| TASK MATERIAL |
+ + + + + + +
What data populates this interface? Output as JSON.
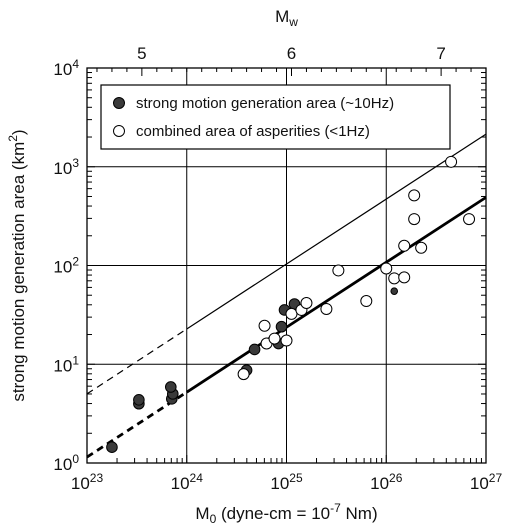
{
  "chart_data": {
    "type": "scatter",
    "title": "",
    "xlabel": {
      "base": "M",
      "sub": "0",
      "rest": " (dyne-cm = 10",
      "sup": "-7",
      "end": " Nm)"
    },
    "ylabel": {
      "text": "strong motion generation area (km",
      "sup": "2",
      "end": ")"
    },
    "top_xlabel": {
      "base": "M",
      "sub": "w"
    },
    "x_scale": "log",
    "y_scale": "log",
    "xlim_log10": [
      23,
      27
    ],
    "ylim_log10": [
      0,
      4
    ],
    "x_ticks": [
      {
        "exp": 23,
        "base": "10",
        "sup": "23"
      },
      {
        "exp": 24,
        "base": "10",
        "sup": "24"
      },
      {
        "exp": 25,
        "base": "10",
        "sup": "25"
      },
      {
        "exp": 26,
        "base": "10",
        "sup": "26"
      },
      {
        "exp": 27,
        "base": "10",
        "sup": "27"
      }
    ],
    "y_ticks": [
      {
        "exp": 0,
        "base": "10",
        "sup": "0"
      },
      {
        "exp": 1,
        "base": "10",
        "sup": "1"
      },
      {
        "exp": 2,
        "base": "10",
        "sup": "2"
      },
      {
        "exp": 3,
        "base": "10",
        "sup": "3"
      },
      {
        "exp": 4,
        "base": "10",
        "sup": "4"
      }
    ],
    "top_ticks": [
      {
        "mw": 5,
        "label": "5"
      },
      {
        "mw": 6,
        "label": "6"
      },
      {
        "mw": 7,
        "label": "7"
      }
    ],
    "grid": true,
    "legend_position": "top-left",
    "series": [
      {
        "name": "strong motion generation area (~10Hz)",
        "marker": "filled-circle",
        "color": "#3a3a3a",
        "points": [
          {
            "x_log10": 23.25,
            "y_log10": 0.16,
            "size": "large"
          },
          {
            "x_log10": 23.52,
            "y_log10": 0.6,
            "size": "large"
          },
          {
            "x_log10": 23.52,
            "y_log10": 0.64,
            "size": "large"
          },
          {
            "x_log10": 23.85,
            "y_log10": 0.65,
            "size": "large"
          },
          {
            "x_log10": 23.86,
            "y_log10": 0.7,
            "size": "large"
          },
          {
            "x_log10": 23.84,
            "y_log10": 0.77,
            "size": "large"
          },
          {
            "x_log10": 24.6,
            "y_log10": 0.94,
            "size": "large"
          },
          {
            "x_log10": 24.68,
            "y_log10": 1.15,
            "size": "large"
          },
          {
            "x_log10": 24.92,
            "y_log10": 1.21,
            "size": "large"
          },
          {
            "x_log10": 24.95,
            "y_log10": 1.38,
            "size": "large"
          },
          {
            "x_log10": 24.98,
            "y_log10": 1.55,
            "size": "large"
          },
          {
            "x_log10": 25.08,
            "y_log10": 1.61,
            "size": "large"
          },
          {
            "x_log10": 26.08,
            "y_log10": 1.74,
            "size": "small"
          },
          {
            "x_log10": 26.3,
            "y_log10": 2.47,
            "size": "small"
          }
        ]
      },
      {
        "name": "combined area of asperities (<1Hz)",
        "marker": "open-circle",
        "color": "#ffffff",
        "points": [
          {
            "x_log10": 24.57,
            "y_log10": 0.9
          },
          {
            "x_log10": 24.78,
            "y_log10": 1.39
          },
          {
            "x_log10": 24.8,
            "y_log10": 1.21
          },
          {
            "x_log10": 24.88,
            "y_log10": 1.26
          },
          {
            "x_log10": 25.0,
            "y_log10": 1.24
          },
          {
            "x_log10": 25.05,
            "y_log10": 1.51
          },
          {
            "x_log10": 25.15,
            "y_log10": 1.55
          },
          {
            "x_log10": 25.2,
            "y_log10": 1.62
          },
          {
            "x_log10": 25.4,
            "y_log10": 1.56
          },
          {
            "x_log10": 25.52,
            "y_log10": 1.95
          },
          {
            "x_log10": 25.8,
            "y_log10": 1.64
          },
          {
            "x_log10": 26.0,
            "y_log10": 1.97
          },
          {
            "x_log10": 26.08,
            "y_log10": 1.87
          },
          {
            "x_log10": 26.18,
            "y_log10": 2.2
          },
          {
            "x_log10": 26.18,
            "y_log10": 1.88
          },
          {
            "x_log10": 26.28,
            "y_log10": 2.71
          },
          {
            "x_log10": 26.28,
            "y_log10": 2.47
          },
          {
            "x_log10": 26.35,
            "y_log10": 2.18
          },
          {
            "x_log10": 26.65,
            "y_log10": 3.05
          },
          {
            "x_log10": 26.83,
            "y_log10": 2.47
          }
        ]
      }
    ],
    "reference_lines": [
      {
        "name": "thin-line",
        "from": [
          23,
          0.7
        ],
        "to": [
          27,
          3.33
        ],
        "solid_from_x": 24.0,
        "width": 1.2
      },
      {
        "name": "thick-line",
        "from": [
          23,
          0.06
        ],
        "to": [
          27,
          2.69
        ],
        "solid_from_x": 24.0,
        "width": 2.8
      }
    ]
  }
}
+ + + + + + +
| STATED GOAL |
Extract every line above that contains the word "circle".

| RESPONSE FOR THIS EXERCISE |
        "marker": "filled-circle",
        "marker": "open-circle",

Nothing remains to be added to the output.